• _YOUR INSTRUCTIONS_
Copy the entries below exactly. Images do not belong in the copy.

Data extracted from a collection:
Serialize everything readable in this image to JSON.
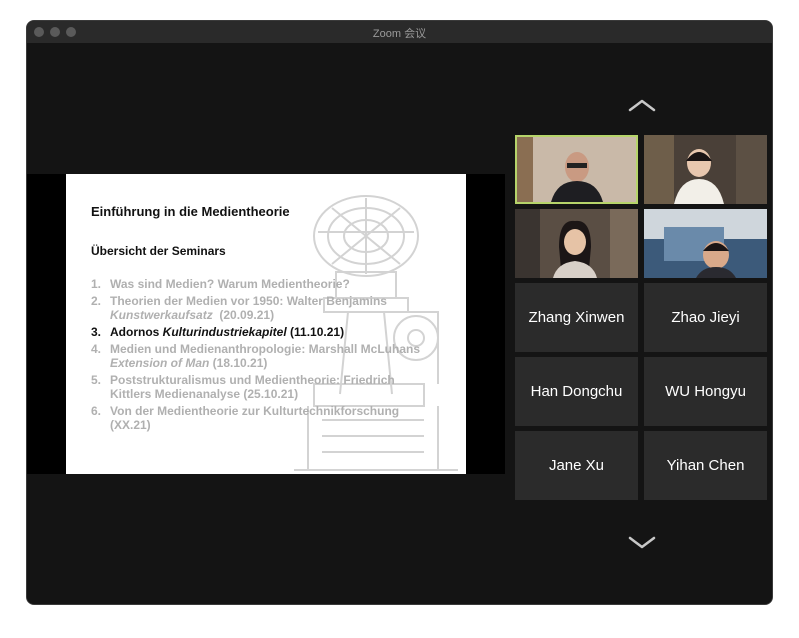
{
  "window": {
    "title": "Zoom 会议"
  },
  "slide": {
    "title": "Einführung in die Medientheorie",
    "subtitle": "Übersicht der Seminars",
    "items": [
      {
        "num": "1.",
        "line1": "Was sind Medien? Warum Medientheorie?",
        "line2_italic": "",
        "line2_plain": ""
      },
      {
        "num": "2.",
        "line1": "Theorien der Medien vor 1950: Walter Benjamins",
        "line2_italic": "Kunstwerkaufsatz",
        "line2_plain": "  (20.09.21)"
      },
      {
        "num": "3.",
        "pre": "Adornos ",
        "italic": "Kulturindustriekapitel",
        "post": " (11.10.21)"
      },
      {
        "num": "4.",
        "line1": "Medien und Medienanthropologie: Marshall McLuhans",
        "line2_italic": "Extension of Man",
        "line2_plain": " (18.10.21)"
      },
      {
        "num": "5.",
        "line1": "Poststrukturalismus und Medientheorie: Friedrich",
        "line2_italic": "",
        "line2_plain": "Kittlers Medienanalyse (25.10.21)"
      },
      {
        "num": "6.",
        "line1": "Von der Medientheorie zur Kulturtechnikforschung",
        "line2_italic": "",
        "line2_plain": "(XX.21)"
      }
    ]
  },
  "participants": [
    {
      "name": "Zhang Xinwen"
    },
    {
      "name": "Zhao Jieyi"
    },
    {
      "name": "Han Dongchu"
    },
    {
      "name": "WU Hongyu"
    },
    {
      "name": "Jane Xu"
    },
    {
      "name": "Yihan Chen"
    }
  ],
  "icons": {
    "scroll_up": "chevron-up-icon",
    "scroll_down": "chevron-down-icon"
  },
  "colors": {
    "active_speaker_border": "#b6d46a",
    "window_bg": "#1a1a1a",
    "tile_bg": "#2b2b2b"
  }
}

• _RESULT OF THIS EXERCISE_
Serialize everything readable in this image to JSON.
{
  "window": {
    "title": "Zoom 会议"
  },
  "slide": {
    "title": "Einführung in die Medientheorie",
    "subtitle": "Übersicht der Seminars",
    "items": [
      {
        "num": "1.",
        "line1": "Was sind Medien? Warum Medientheorie?",
        "line2_italic": "",
        "line2_plain": ""
      },
      {
        "num": "2.",
        "line1": "Theorien der Medien vor 1950: Walter Benjamins",
        "line2_italic": "Kunstwerkaufsatz",
        "line2_plain": "  (20.09.21)"
      },
      {
        "num": "3.",
        "pre": "Adornos ",
        "italic": "Kulturindustriekapitel",
        "post": " (11.10.21)"
      },
      {
        "num": "4.",
        "line1": "Medien und Medienanthropologie: Marshall McLuhans",
        "line2_italic": "Extension of Man",
        "line2_plain": " (18.10.21)"
      },
      {
        "num": "5.",
        "line1": "Poststrukturalismus und Medientheorie: Friedrich",
        "line2_italic": "",
        "line2_plain": "Kittlers Medienanalyse (25.10.21)"
      },
      {
        "num": "6.",
        "line1": "Von der Medientheorie zur Kulturtechnikforschung",
        "line2_italic": "",
        "line2_plain": "(XX.21)"
      }
    ]
  },
  "participants": [
    {
      "name": "Zhang Xinwen"
    },
    {
      "name": "Zhao Jieyi"
    },
    {
      "name": "Han Dongchu"
    },
    {
      "name": "WU Hongyu"
    },
    {
      "name": "Jane Xu"
    },
    {
      "name": "Yihan Chen"
    }
  ],
  "icons": {
    "scroll_up": "chevron-up-icon",
    "scroll_down": "chevron-down-icon"
  },
  "colors": {
    "active_speaker_border": "#b6d46a",
    "window_bg": "#1a1a1a",
    "tile_bg": "#2b2b2b"
  }
}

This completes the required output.